Work to be completed. Give the number of lines below that contain "title", with no other output.

* * *

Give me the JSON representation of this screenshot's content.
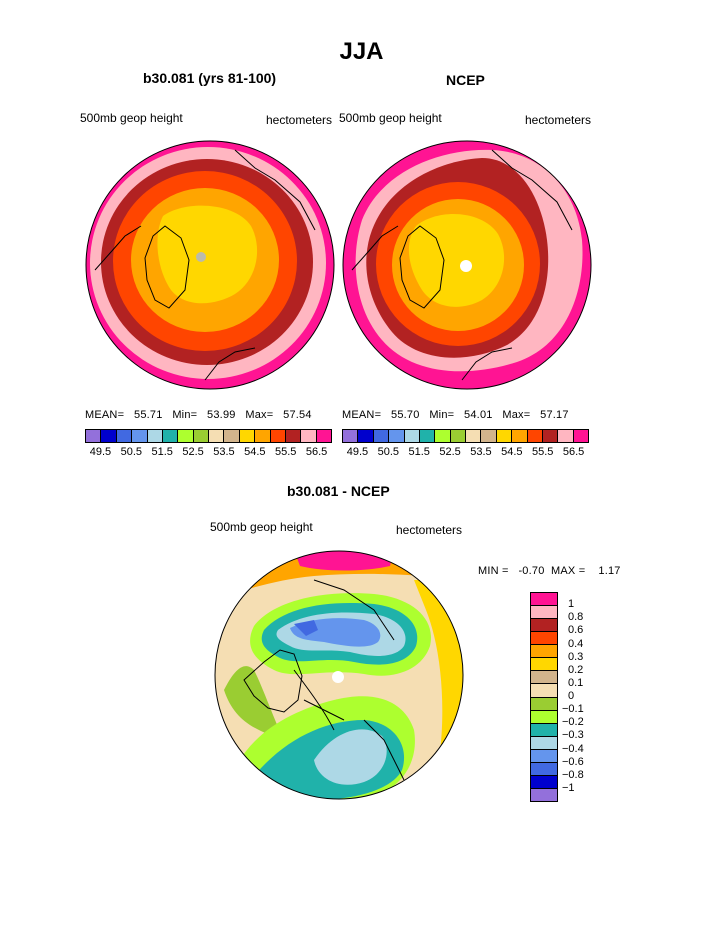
{
  "title": "JJA",
  "panels": {
    "left": {
      "title": "b30.081 (yrs 81-100)",
      "field": "500mb geop height",
      "units": "hectometers",
      "stats": {
        "mean_label": "MEAN=",
        "mean": "55.71",
        "min_label": "Min=",
        "min": "53.99",
        "max_label": "Max=",
        "max": "57.54"
      }
    },
    "right": {
      "title": "NCEP",
      "field": "500mb geop height",
      "units": "hectometers",
      "stats": {
        "mean_label": "MEAN=",
        "mean": "55.70",
        "min_label": "Min=",
        "min": "54.01",
        "max_label": "Max=",
        "max": "57.17"
      }
    },
    "diff": {
      "title": "b30.081 - NCEP",
      "field": "500mb geop height",
      "units": "hectometers",
      "stats": {
        "min_label": "MIN =",
        "min": "-0.70",
        "max_label": "MAX =",
        "max": "1.17"
      }
    }
  },
  "colorbar_top": {
    "colors": [
      "#9370db",
      "#0000cd",
      "#4169e1",
      "#6495ed",
      "#add8e6",
      "#20b2aa",
      "#adff2f",
      "#9acd32",
      "#f5deb3",
      "#d2b48c",
      "#ffd700",
      "#ffa500",
      "#ff4500",
      "#b22222",
      "#ffb6c1",
      "#ff1493"
    ],
    "labels": [
      "49.5",
      "50.5",
      "51.5",
      "52.5",
      "53.5",
      "54.5",
      "55.5",
      "56.5"
    ]
  },
  "colorbar_diff": {
    "colors": [
      "#ff1493",
      "#ffb6c1",
      "#b22222",
      "#ff4500",
      "#ffa500",
      "#ffd700",
      "#d2b48c",
      "#f5deb3",
      "#9acd32",
      "#adff2f",
      "#20b2aa",
      "#add8e6",
      "#6495ed",
      "#4169e1",
      "#0000cd",
      "#9370db"
    ],
    "labels": [
      "1",
      "0.8",
      "0.6",
      "0.4",
      "0.3",
      "0.2",
      "0.1",
      "0",
      "−0.1",
      "−0.2",
      "−0.3",
      "−0.4",
      "−0.6",
      "−0.8",
      "−1"
    ]
  }
}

* * *

Solution for this task. 4